§ **GIVEN RECORDS**
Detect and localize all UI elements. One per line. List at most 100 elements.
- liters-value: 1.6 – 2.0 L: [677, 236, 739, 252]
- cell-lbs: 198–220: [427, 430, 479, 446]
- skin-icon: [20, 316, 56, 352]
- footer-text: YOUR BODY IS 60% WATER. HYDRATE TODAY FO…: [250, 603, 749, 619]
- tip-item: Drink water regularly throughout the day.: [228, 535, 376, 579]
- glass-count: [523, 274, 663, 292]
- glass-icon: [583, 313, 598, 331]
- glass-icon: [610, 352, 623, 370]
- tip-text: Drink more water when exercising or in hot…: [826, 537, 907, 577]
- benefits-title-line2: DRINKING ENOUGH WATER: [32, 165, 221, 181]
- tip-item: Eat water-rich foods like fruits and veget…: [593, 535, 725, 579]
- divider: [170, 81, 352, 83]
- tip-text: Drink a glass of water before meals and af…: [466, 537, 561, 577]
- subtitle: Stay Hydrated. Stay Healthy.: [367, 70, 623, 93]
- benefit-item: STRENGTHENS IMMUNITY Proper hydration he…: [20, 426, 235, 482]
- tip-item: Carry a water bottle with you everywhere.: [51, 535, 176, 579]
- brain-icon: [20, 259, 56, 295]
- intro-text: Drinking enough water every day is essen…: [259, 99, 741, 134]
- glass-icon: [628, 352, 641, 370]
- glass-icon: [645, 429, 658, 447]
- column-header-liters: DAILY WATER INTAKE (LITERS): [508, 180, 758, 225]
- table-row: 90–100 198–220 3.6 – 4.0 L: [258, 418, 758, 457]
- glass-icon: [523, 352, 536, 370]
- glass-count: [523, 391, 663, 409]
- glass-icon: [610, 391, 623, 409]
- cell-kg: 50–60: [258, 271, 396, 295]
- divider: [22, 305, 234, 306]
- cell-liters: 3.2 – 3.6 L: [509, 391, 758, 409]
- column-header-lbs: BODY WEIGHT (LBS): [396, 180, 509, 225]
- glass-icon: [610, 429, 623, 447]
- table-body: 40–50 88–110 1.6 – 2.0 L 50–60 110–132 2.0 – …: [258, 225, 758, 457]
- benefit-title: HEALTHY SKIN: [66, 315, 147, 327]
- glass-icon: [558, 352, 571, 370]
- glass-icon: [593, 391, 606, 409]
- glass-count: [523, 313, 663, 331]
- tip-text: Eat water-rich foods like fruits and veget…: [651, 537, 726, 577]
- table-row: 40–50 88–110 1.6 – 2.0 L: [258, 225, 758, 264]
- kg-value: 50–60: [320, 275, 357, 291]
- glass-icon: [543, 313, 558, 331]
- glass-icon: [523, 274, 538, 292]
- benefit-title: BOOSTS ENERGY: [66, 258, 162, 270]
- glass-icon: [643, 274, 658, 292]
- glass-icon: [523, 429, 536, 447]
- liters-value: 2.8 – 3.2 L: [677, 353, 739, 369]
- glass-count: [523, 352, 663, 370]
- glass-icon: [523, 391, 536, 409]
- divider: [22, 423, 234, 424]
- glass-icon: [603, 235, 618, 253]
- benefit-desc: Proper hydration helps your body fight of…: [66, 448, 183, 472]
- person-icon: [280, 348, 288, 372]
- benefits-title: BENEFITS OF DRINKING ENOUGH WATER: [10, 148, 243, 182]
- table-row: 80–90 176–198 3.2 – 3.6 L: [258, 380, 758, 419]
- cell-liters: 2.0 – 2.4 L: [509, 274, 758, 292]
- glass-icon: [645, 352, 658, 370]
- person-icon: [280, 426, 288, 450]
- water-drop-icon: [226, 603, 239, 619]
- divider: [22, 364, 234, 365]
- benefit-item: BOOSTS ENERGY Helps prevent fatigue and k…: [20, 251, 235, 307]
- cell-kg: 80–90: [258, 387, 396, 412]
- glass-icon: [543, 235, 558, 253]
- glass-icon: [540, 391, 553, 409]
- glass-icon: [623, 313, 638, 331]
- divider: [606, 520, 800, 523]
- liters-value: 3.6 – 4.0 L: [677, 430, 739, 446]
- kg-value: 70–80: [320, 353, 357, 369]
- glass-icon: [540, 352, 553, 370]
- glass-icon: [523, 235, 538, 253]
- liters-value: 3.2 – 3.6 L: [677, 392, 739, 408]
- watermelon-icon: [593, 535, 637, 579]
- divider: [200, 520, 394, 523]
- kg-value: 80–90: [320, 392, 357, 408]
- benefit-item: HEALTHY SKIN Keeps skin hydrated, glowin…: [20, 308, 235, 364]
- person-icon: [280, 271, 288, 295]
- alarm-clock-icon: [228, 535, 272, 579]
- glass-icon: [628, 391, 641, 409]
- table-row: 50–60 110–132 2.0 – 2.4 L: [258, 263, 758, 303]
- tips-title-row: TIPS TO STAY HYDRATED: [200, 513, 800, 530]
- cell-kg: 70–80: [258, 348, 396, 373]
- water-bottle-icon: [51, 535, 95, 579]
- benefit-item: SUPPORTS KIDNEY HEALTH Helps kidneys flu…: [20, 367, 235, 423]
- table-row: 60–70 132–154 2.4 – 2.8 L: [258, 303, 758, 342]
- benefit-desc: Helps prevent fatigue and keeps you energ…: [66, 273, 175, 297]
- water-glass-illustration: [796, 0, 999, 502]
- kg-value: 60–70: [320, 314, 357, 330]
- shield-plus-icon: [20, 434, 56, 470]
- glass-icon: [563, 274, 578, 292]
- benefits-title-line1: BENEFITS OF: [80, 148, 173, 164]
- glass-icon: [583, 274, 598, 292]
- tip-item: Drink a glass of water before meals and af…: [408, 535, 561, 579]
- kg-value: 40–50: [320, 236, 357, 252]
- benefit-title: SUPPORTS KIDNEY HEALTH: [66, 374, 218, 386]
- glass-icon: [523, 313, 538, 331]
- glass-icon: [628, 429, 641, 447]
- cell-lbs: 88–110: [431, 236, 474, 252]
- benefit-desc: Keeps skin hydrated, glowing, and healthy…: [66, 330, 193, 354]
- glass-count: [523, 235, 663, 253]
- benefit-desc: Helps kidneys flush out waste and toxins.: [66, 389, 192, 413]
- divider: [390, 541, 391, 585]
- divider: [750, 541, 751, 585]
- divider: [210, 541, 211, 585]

§ **YOUR ASSIGNMENT**
Output the listing above word for word.

§ **SOLUTION**
Detect and localize all UI elements. One per line. List at most 100 elements.
- liters-value: 1.6 – 2.0 L: [677, 236, 739, 252]
- cell-lbs: 198–220: [427, 430, 479, 446]
- skin-icon: [20, 316, 56, 352]
- footer-text: YOUR BODY IS 60% WATER. HYDRATE TODAY FO…: [250, 603, 749, 619]
- tip-item: Drink water regularly throughout the day.: [228, 535, 376, 579]
- glass-count: [523, 274, 663, 292]
- glass-icon: [583, 313, 598, 331]
- glass-icon: [610, 352, 623, 370]
- tip-text: Drink more water when exercising or in hot…: [826, 537, 907, 577]
- benefits-title-line2: DRINKING ENOUGH WATER: [32, 165, 221, 181]
- tip-item: Eat water-rich foods like fruits and veget…: [593, 535, 725, 579]
- divider: [170, 81, 352, 83]
- tip-text: Drink a glass of water before meals and af…: [466, 537, 561, 577]
- subtitle: Stay Hydrated. Stay Healthy.: [367, 70, 623, 93]
- benefit-item: STRENGTHENS IMMUNITY Proper hydration he…: [20, 426, 235, 482]
- tip-item: Carry a water bottle with you everywhere.: [51, 535, 176, 579]
- brain-icon: [20, 259, 56, 295]
- intro-text: Drinking enough water every day is essen…: [259, 99, 741, 134]
- glass-icon: [628, 352, 641, 370]
- glass-icon: [645, 429, 658, 447]
- column-header-liters: DAILY WATER INTAKE (LITERS): [508, 180, 758, 225]
- table-row: 90–100 198–220 3.6 – 4.0 L: [258, 418, 758, 457]
- glass-icon: [523, 352, 536, 370]
- glass-count: [523, 391, 663, 409]
- glass-icon: [610, 391, 623, 409]
- cell-kg: 50–60: [258, 271, 396, 295]
- divider: [22, 305, 234, 306]
- cell-liters: 3.2 – 3.6 L: [509, 391, 758, 409]
- column-header-lbs: BODY WEIGHT (LBS): [396, 180, 509, 225]
- glass-icon: [610, 429, 623, 447]
- table-body: 40–50 88–110 1.6 – 2.0 L 50–60 110–132 2.0 – …: [258, 225, 758, 457]
- benefit-title: HEALTHY SKIN: [66, 315, 147, 327]
- glass-icon: [558, 352, 571, 370]
- glass-icon: [593, 391, 606, 409]
- glass-count: [523, 313, 663, 331]
- tip-text: Eat water-rich foods like fruits and veget…: [651, 537, 726, 577]
- table-row: 40–50 88–110 1.6 – 2.0 L: [258, 225, 758, 264]
- kg-value: 50–60: [320, 275, 357, 291]
- glass-icon: [543, 313, 558, 331]
- glass-icon: [523, 274, 538, 292]
- benefit-title: BOOSTS ENERGY: [66, 258, 162, 270]
- glass-icon: [643, 274, 658, 292]
- glass-icon: [523, 429, 536, 447]
- liters-value: 2.8 – 3.2 L: [677, 353, 739, 369]
- glass-count: [523, 352, 663, 370]
- glass-icon: [523, 391, 536, 409]
- divider: [22, 423, 234, 424]
- glass-icon: [603, 235, 618, 253]
- benefit-desc: Proper hydration helps your body fight of…: [66, 448, 183, 472]
- person-icon: [280, 348, 288, 372]
- benefits-title: BENEFITS OF DRINKING ENOUGH WATER: [10, 148, 243, 182]
- table-row: 80–90 176–198 3.2 – 3.6 L: [258, 380, 758, 419]
- cell-liters: 2.0 – 2.4 L: [509, 274, 758, 292]
- glass-icon: [645, 352, 658, 370]
- person-icon: [280, 426, 288, 450]
- water-drop-icon: [226, 603, 239, 619]
- divider: [22, 364, 234, 365]
- benefit-item: BOOSTS ENERGY Helps prevent fatigue and k…: [20, 251, 235, 307]
- cell-kg: 80–90: [258, 387, 396, 412]
- glass-icon: [543, 235, 558, 253]
- glass-icon: [540, 391, 553, 409]
- glass-icon: [623, 313, 638, 331]
- divider: [606, 520, 800, 523]
- liters-value: 3.6 – 4.0 L: [677, 430, 739, 446]
- kg-value: 70–80: [320, 353, 357, 369]
- glass-icon: [540, 352, 553, 370]
- glass-icon: [523, 235, 538, 253]
- liters-value: 3.2 – 3.6 L: [677, 392, 739, 408]
- watermelon-icon: [593, 535, 637, 579]
- divider: [200, 520, 394, 523]
- kg-value: 80–90: [320, 392, 357, 408]
- benefit-item: HEALTHY SKIN Keeps skin hydrated, glowin…: [20, 308, 235, 364]
- person-icon: [280, 271, 288, 295]
- alarm-clock-icon: [228, 535, 272, 579]
- glass-icon: [628, 391, 641, 409]
- table-row: 50–60 110–132 2.0 – 2.4 L: [258, 263, 758, 303]
- tips-title-row: TIPS TO STAY HYDRATED: [200, 513, 800, 530]
- cell-kg: 70–80: [258, 348, 396, 373]
- water-bottle-icon: [51, 535, 95, 579]
- benefit-item: SUPPORTS KIDNEY HEALTH Helps kidneys flu…: [20, 367, 235, 423]
- table-row: 60–70 132–154 2.4 – 2.8 L: [258, 303, 758, 342]
- benefit-desc: Helps prevent fatigue and keeps you energ…: [66, 273, 175, 297]
- water-glass-illustration: [796, 0, 999, 502]
- kg-value: 60–70: [320, 314, 357, 330]
- shield-plus-icon: [20, 434, 56, 470]
- glass-icon: [563, 274, 578, 292]
- benefits-title-line1: BENEFITS OF: [80, 148, 173, 164]
- glass-icon: [583, 274, 598, 292]
- tip-item: Drink a glass of water before meals and af…: [408, 535, 561, 579]
- kg-value: 40–50: [320, 236, 357, 252]
- benefit-title: SUPPORTS KIDNEY HEALTH: [66, 374, 218, 386]
- glass-icon: [523, 313, 538, 331]
- glass-icon: [628, 429, 641, 447]
- cell-lbs: 88–110: [431, 236, 474, 252]
- benefit-desc: Keeps skin hydrated, glowing, and healthy…: [66, 330, 193, 354]
- glass-count: [523, 235, 663, 253]
- benefit-desc: Helps kidneys flush out waste and toxins.: [66, 389, 192, 413]
- divider: [390, 541, 391, 585]
- divider: [750, 541, 751, 585]
- divider: [210, 541, 211, 585]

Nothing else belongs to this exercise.